* [Your task]:
Write the records out again, precisely as they stand.

* [Exercise input]:
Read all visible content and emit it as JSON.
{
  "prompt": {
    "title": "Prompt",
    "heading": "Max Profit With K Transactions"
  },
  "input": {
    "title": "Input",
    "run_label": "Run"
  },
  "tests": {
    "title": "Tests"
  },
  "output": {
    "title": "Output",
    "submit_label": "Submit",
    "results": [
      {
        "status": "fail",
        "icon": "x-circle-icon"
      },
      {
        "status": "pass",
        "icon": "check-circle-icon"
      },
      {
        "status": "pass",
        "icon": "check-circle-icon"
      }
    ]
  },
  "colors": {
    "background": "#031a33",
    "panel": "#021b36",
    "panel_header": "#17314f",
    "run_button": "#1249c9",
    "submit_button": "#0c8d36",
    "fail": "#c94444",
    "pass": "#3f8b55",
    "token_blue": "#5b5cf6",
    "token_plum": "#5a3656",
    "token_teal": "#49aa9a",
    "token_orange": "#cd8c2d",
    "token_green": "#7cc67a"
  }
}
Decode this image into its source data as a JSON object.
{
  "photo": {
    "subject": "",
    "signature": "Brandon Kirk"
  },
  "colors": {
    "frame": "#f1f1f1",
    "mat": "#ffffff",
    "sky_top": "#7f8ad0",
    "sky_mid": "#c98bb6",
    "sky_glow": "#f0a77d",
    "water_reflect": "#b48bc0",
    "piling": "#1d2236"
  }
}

* [Response to the exercise]:
Read all visible content and emit it as JSON.
{
  "prompt": {
    "title": "Prompt",
    "heading": "Max Profit With K Transactions"
  },
  "input": {
    "title": "Input",
    "run_label": "Run"
  },
  "tests": {
    "title": "Tests"
  },
  "output": {
    "title": "Output",
    "submit_label": "Submit",
    "results": [
      {
        "status": "fail",
        "icon": "x-circle-icon"
      },
      {
        "status": "pass",
        "icon": "check-circle-icon"
      },
      {
        "status": "pass",
        "icon": "check-circle-icon"
      }
    ]
  },
  "colors": {
    "background": "#031a33",
    "panel": "#021b36",
    "panel_header": "#17314f",
    "run_button": "#1249c9",
    "submit_button": "#0c8d36",
    "fail": "#c94444",
    "pass": "#3f8b55",
    "token_blue": "#5b5cf6",
    "token_plum": "#5a3656",
    "token_teal": "#49aa9a",
    "token_orange": "#cd8c2d",
    "token_green": "#7cc67a"
  }
}
Decode this image into its source data as a JSON object.
{
  "photo": {
    "subject": "",
    "signature": "Brandon Kirk"
  },
  "colors": {
    "frame": "#f1f1f1",
    "mat": "#ffffff",
    "sky_top": "#7f8ad0",
    "sky_mid": "#c98bb6",
    "sky_glow": "#f0a77d",
    "water_reflect": "#b48bc0",
    "piling": "#1d2236"
  }
}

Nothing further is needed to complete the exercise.